> PROMPT:
Return the lines of the records word for word, starting at the first line of the records and ending at the line that contains "lbl-F1: F⃗₁ [495, 464, 511, 476]".

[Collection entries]
** Start **

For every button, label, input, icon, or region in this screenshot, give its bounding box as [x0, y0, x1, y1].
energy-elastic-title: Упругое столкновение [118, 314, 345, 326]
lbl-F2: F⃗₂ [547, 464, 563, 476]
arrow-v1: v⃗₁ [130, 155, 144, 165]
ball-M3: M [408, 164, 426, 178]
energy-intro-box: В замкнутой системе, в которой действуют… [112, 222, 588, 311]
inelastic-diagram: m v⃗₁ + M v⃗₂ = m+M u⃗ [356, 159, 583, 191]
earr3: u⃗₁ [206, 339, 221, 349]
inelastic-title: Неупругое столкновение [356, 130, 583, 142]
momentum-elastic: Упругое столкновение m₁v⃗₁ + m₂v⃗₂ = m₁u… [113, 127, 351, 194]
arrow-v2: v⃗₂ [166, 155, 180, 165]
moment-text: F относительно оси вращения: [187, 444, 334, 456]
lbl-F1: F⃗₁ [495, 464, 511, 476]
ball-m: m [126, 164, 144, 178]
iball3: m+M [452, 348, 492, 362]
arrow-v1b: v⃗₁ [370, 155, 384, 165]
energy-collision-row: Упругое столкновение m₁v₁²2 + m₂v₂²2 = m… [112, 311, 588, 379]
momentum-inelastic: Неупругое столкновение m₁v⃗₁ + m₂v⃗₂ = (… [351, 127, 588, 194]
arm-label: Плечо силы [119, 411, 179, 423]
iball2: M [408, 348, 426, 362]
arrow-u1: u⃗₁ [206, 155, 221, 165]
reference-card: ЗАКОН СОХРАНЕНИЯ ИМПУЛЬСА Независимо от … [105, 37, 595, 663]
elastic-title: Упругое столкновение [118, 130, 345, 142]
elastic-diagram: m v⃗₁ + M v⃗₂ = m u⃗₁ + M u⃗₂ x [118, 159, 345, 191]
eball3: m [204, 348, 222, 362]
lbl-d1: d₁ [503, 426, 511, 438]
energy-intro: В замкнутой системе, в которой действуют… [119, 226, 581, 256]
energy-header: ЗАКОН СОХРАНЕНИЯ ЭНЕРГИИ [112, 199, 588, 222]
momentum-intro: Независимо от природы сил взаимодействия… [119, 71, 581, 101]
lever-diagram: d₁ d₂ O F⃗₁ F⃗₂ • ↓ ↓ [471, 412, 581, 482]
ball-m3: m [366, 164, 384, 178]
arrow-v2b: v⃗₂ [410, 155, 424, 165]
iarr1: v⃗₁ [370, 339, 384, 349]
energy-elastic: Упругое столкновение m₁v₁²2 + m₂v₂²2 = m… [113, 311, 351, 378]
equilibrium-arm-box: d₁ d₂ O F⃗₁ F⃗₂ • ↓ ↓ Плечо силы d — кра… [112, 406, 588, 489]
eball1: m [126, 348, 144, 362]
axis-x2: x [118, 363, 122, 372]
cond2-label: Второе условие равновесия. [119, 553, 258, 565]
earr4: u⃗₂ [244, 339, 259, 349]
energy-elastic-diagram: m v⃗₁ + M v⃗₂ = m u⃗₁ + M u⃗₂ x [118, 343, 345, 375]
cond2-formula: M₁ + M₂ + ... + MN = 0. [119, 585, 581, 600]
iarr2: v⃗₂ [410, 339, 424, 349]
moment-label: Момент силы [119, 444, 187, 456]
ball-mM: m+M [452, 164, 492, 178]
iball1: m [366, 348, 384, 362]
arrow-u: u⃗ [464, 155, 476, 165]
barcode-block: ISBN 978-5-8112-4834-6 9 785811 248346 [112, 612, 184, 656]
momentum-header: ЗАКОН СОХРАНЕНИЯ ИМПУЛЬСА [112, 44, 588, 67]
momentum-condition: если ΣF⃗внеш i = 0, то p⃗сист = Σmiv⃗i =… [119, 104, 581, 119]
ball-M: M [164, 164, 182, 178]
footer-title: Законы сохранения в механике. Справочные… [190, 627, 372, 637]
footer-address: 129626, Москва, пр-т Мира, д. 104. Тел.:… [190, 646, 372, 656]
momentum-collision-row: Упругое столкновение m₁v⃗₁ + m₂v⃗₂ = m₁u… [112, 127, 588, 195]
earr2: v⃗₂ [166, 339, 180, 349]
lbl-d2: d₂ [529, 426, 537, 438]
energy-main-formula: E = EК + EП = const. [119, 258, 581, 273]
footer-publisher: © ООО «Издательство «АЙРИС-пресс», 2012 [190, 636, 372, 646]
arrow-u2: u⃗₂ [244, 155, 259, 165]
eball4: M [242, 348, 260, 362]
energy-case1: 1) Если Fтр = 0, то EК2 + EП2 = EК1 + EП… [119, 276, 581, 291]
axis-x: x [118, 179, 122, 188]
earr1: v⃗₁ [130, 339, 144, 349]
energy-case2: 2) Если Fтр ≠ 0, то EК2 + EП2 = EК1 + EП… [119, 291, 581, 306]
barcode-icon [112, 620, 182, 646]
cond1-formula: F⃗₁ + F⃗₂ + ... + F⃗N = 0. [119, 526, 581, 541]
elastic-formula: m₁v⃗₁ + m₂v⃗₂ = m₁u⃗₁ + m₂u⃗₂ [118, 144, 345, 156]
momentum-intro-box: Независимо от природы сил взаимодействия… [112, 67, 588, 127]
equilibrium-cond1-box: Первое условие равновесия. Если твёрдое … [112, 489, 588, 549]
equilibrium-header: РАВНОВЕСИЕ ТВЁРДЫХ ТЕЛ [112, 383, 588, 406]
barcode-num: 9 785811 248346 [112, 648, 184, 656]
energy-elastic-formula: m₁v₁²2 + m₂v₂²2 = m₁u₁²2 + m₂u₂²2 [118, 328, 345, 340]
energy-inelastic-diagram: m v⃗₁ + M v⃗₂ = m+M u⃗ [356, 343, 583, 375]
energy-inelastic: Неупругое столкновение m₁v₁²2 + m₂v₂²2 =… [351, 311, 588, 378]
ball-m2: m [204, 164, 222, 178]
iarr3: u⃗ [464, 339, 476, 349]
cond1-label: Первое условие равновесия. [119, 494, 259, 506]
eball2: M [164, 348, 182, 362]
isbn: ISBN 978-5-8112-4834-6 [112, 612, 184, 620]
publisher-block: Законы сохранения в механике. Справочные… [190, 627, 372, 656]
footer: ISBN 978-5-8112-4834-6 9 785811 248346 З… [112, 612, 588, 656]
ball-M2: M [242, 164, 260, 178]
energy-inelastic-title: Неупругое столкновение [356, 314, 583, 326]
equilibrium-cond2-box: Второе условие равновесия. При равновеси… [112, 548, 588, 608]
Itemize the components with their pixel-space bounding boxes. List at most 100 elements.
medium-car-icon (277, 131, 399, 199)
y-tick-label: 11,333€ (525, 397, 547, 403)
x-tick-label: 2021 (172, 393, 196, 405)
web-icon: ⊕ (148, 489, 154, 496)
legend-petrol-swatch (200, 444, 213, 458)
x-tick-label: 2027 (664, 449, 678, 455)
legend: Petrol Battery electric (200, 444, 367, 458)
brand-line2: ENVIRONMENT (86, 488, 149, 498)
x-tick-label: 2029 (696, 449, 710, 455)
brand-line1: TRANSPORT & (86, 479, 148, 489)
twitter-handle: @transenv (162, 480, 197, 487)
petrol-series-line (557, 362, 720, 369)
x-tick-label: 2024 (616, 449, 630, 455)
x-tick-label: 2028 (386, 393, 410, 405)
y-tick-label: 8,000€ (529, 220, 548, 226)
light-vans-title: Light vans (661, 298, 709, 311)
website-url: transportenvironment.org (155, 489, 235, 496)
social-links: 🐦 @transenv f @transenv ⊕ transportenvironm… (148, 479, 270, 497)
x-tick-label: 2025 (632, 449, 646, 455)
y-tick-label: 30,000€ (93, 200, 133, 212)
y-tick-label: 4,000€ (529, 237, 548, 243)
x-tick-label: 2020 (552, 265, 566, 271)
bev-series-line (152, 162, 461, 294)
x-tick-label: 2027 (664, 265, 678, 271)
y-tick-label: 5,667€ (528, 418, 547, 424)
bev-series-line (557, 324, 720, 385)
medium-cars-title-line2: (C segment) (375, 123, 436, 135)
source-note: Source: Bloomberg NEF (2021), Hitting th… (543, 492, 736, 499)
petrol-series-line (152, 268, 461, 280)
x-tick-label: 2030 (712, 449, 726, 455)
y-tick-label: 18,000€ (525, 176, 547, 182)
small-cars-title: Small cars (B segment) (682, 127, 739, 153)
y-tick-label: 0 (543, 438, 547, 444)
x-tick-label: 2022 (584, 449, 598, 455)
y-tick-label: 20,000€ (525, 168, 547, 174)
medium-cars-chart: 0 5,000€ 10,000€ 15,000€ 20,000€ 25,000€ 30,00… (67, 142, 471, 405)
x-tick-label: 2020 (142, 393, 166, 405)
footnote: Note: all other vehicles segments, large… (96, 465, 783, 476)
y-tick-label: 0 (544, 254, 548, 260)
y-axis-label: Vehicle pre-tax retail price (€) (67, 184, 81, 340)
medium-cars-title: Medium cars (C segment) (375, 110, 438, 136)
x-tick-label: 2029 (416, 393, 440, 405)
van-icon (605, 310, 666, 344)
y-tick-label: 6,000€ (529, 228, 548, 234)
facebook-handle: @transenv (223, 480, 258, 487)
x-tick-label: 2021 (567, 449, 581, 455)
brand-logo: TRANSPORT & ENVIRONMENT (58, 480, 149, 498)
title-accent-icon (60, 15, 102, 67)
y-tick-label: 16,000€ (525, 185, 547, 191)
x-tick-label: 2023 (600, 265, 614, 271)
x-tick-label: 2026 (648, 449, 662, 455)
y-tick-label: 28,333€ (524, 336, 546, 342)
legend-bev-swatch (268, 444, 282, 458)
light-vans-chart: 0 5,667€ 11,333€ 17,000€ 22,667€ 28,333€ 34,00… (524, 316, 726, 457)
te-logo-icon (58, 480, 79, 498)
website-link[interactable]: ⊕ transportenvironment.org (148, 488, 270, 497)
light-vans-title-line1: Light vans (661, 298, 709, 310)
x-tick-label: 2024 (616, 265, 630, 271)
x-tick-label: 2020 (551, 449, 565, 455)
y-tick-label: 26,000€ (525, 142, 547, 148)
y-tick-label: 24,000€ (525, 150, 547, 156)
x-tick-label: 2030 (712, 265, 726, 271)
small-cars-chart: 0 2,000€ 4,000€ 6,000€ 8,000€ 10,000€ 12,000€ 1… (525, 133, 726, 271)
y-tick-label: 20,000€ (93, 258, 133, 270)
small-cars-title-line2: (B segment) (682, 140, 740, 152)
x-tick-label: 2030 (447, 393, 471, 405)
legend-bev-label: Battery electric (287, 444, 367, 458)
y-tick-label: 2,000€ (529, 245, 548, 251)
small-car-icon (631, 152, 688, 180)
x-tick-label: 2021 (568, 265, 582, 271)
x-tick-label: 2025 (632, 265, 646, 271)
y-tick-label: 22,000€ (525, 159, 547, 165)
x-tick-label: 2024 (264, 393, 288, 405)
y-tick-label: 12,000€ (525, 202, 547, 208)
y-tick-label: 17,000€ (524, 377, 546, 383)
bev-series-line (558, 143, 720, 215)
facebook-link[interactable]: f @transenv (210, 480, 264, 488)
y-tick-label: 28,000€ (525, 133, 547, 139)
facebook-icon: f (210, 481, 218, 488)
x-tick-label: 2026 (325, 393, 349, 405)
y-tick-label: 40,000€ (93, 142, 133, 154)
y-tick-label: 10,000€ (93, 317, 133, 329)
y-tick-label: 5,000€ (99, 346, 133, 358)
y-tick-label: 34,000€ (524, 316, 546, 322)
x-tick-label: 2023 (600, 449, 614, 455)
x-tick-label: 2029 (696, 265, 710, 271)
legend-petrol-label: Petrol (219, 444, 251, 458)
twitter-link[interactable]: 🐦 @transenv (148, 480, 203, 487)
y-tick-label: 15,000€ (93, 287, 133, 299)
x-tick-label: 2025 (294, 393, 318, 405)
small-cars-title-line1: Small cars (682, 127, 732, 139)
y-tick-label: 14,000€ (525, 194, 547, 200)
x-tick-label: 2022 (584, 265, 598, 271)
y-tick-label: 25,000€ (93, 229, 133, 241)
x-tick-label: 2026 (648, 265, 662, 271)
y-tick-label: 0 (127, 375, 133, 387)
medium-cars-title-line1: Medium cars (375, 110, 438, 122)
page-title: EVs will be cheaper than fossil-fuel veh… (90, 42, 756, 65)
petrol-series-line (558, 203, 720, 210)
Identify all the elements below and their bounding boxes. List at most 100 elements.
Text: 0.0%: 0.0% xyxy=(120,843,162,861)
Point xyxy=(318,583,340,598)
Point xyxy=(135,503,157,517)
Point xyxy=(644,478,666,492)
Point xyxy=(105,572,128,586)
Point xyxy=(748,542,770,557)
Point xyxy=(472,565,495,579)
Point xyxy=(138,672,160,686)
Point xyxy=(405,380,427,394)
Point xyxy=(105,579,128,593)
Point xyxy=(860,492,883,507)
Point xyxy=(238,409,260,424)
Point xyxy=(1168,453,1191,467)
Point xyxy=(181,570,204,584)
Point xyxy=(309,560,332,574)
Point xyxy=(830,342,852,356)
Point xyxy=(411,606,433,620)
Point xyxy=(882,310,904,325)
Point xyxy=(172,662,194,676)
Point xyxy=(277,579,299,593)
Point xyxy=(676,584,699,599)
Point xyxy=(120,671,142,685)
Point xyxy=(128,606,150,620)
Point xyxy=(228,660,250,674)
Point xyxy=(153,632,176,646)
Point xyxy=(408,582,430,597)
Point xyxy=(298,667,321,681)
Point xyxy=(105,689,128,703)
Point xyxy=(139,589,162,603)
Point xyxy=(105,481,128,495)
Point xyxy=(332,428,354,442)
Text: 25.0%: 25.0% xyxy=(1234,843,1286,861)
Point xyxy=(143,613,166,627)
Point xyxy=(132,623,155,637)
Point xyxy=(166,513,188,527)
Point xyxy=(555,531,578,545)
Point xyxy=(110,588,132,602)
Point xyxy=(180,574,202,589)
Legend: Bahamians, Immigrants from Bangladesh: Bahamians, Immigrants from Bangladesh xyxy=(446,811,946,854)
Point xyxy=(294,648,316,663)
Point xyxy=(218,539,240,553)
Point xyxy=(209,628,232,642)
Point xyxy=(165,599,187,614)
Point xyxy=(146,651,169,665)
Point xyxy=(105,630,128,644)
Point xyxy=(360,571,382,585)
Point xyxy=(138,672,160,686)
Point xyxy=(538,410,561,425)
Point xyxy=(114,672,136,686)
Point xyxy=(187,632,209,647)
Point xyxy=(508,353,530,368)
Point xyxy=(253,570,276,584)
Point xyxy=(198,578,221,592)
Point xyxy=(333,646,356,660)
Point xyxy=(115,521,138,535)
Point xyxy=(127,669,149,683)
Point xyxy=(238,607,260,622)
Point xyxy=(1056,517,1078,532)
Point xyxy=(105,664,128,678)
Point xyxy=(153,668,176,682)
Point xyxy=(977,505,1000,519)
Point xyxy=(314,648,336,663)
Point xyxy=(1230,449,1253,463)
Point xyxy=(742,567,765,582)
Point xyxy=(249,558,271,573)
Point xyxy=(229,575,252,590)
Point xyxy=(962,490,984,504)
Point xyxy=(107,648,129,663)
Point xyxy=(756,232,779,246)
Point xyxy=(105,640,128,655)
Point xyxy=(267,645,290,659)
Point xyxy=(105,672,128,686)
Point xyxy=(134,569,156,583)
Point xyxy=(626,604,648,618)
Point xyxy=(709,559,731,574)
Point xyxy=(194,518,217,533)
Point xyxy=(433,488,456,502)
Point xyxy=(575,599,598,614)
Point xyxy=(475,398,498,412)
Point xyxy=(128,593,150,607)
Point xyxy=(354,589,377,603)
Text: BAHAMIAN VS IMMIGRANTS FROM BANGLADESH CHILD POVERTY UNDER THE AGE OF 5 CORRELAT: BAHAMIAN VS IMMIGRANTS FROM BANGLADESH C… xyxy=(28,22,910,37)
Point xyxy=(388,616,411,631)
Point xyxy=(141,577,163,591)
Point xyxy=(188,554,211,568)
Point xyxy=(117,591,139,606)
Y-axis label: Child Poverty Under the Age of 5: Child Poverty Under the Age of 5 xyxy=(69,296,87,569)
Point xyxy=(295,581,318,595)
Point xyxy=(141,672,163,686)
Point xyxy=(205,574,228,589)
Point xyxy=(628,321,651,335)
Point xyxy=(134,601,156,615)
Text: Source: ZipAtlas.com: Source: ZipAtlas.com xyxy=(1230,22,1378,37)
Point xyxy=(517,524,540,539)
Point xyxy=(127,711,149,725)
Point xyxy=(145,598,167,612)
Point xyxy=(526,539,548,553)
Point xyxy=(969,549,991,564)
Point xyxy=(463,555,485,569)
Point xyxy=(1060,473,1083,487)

** End **

> EXPECTED OUTPUT:
For every button, label, input, icon, or region in this screenshot, give its bounding box as [x0, y0, x1, y1].
energy-elastic-title: Упругое столкновение [118, 314, 345, 326]
lbl-F2: F⃗₂ [547, 464, 563, 476]
arrow-v1: v⃗₁ [130, 155, 144, 165]
ball-M3: M [408, 164, 426, 178]
energy-intro-box: В замкнутой системе, в которой действуют… [112, 222, 588, 311]
inelastic-diagram: m v⃗₁ + M v⃗₂ = m+M u⃗ [356, 159, 583, 191]
earr3: u⃗₁ [206, 339, 221, 349]
inelastic-title: Неупругое столкновение [356, 130, 583, 142]
momentum-elastic: Упругое столкновение m₁v⃗₁ + m₂v⃗₂ = m₁u… [113, 127, 351, 194]
arrow-v2: v⃗₂ [166, 155, 180, 165]
moment-text: F относительно оси вращения: [187, 444, 334, 456]
lbl-F1: F⃗₁ [495, 464, 511, 476]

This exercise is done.